● TASK OBJECTIVE
Which lines of the entries below hold the word "contained"? Report each of them.

Dataset records
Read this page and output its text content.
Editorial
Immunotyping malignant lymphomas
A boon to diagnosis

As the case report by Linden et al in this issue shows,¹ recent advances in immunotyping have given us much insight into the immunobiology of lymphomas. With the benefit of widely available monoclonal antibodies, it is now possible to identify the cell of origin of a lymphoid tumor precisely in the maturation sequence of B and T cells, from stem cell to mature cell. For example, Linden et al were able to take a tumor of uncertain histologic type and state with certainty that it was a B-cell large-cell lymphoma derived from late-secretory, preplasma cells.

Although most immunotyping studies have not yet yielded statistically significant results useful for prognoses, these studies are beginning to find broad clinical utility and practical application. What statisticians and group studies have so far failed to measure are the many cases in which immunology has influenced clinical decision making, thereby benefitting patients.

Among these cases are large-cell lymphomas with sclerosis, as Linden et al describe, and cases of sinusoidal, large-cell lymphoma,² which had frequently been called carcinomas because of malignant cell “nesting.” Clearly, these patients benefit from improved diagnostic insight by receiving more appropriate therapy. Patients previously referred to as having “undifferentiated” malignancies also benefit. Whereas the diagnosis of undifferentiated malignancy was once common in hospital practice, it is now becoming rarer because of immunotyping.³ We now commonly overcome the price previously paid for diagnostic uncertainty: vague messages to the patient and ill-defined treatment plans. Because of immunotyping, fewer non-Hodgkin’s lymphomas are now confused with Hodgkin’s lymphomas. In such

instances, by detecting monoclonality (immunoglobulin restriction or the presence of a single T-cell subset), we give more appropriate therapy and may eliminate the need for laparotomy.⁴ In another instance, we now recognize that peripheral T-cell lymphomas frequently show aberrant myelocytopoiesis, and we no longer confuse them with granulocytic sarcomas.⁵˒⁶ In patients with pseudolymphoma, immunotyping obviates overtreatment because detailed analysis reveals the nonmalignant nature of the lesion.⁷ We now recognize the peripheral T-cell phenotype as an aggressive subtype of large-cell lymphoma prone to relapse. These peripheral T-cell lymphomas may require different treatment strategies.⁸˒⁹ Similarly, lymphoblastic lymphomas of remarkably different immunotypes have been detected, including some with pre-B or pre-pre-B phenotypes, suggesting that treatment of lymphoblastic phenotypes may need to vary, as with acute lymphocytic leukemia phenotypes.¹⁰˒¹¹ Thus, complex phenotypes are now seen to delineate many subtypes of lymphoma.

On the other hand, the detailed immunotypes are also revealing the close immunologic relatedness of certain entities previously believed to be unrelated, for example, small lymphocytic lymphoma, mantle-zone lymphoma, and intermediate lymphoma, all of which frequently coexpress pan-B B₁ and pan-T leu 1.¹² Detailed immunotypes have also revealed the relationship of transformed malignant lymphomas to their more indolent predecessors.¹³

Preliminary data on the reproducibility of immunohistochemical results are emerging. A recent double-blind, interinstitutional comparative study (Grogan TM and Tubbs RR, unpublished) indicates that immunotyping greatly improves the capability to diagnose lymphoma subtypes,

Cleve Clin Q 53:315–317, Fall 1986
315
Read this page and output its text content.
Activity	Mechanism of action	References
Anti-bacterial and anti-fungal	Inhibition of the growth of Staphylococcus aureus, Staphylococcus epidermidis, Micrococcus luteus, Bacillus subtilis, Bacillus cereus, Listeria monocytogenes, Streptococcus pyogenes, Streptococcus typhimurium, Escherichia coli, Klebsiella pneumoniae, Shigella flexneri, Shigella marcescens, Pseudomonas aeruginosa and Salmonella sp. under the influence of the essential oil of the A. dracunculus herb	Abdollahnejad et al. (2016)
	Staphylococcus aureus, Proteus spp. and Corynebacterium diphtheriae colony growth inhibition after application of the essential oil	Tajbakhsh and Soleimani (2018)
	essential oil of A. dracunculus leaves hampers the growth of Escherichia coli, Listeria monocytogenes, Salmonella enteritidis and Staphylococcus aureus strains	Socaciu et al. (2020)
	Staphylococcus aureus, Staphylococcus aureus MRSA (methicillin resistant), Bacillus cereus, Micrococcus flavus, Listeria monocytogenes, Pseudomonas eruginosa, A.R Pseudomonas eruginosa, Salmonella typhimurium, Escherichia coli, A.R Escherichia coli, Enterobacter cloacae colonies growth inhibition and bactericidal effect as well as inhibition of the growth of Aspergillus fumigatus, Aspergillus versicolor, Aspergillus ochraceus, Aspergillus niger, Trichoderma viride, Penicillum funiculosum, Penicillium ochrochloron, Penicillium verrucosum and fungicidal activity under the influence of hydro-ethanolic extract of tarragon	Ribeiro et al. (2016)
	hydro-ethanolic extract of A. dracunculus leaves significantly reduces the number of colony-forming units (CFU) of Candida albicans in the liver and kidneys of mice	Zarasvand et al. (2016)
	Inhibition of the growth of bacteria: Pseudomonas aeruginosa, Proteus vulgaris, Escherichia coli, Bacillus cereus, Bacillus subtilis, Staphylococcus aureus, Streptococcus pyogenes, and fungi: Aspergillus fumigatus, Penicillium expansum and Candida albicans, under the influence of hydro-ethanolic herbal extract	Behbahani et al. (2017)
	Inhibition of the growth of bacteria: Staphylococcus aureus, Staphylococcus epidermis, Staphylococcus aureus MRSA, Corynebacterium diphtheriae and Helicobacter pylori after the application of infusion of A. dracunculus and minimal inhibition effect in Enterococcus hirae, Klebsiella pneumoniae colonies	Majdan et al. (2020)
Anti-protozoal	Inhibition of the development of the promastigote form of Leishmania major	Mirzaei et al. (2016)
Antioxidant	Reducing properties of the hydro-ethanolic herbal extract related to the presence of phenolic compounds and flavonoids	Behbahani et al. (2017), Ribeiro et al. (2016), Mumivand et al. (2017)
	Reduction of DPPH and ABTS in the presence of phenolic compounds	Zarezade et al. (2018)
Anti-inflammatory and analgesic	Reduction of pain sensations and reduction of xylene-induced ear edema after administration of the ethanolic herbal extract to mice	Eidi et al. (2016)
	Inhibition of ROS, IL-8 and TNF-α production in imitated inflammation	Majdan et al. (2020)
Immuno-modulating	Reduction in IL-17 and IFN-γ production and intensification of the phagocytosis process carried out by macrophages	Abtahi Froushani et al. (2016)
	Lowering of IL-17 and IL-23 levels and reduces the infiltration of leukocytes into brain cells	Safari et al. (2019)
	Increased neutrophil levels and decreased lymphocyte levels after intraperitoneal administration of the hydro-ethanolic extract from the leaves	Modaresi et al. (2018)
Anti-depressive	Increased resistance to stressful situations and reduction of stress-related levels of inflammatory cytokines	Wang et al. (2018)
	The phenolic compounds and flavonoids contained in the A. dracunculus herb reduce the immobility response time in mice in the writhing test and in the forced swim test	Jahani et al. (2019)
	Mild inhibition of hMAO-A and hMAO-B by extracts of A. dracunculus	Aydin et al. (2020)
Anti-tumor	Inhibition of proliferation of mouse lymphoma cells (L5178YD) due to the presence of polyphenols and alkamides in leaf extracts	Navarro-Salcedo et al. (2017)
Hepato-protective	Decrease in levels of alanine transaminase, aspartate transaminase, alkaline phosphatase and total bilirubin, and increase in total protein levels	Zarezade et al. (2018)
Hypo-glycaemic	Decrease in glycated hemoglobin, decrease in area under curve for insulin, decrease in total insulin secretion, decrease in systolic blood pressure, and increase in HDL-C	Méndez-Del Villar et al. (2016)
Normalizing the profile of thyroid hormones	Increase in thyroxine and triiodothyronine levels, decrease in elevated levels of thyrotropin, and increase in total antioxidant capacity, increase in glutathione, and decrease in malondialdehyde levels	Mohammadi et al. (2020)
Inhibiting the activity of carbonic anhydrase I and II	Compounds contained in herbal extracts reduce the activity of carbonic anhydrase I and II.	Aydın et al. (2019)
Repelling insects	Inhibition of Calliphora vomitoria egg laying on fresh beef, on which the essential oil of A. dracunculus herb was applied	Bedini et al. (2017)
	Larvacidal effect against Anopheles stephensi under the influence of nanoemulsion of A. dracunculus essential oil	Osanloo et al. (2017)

● ANSWER TO THIS TASK
	The phenolic compounds and flavonoids contained in the A. dracunculus herb reduce the immobility response time in mice in the writhing test and in the forced swim test	Jahani et al. (2019)
Inhibiting the activity of carbonic anhydrase I and II	Compounds contained in herbal extracts reduce the activity of carbonic anhydrase I and II.	Aydın et al. (2019)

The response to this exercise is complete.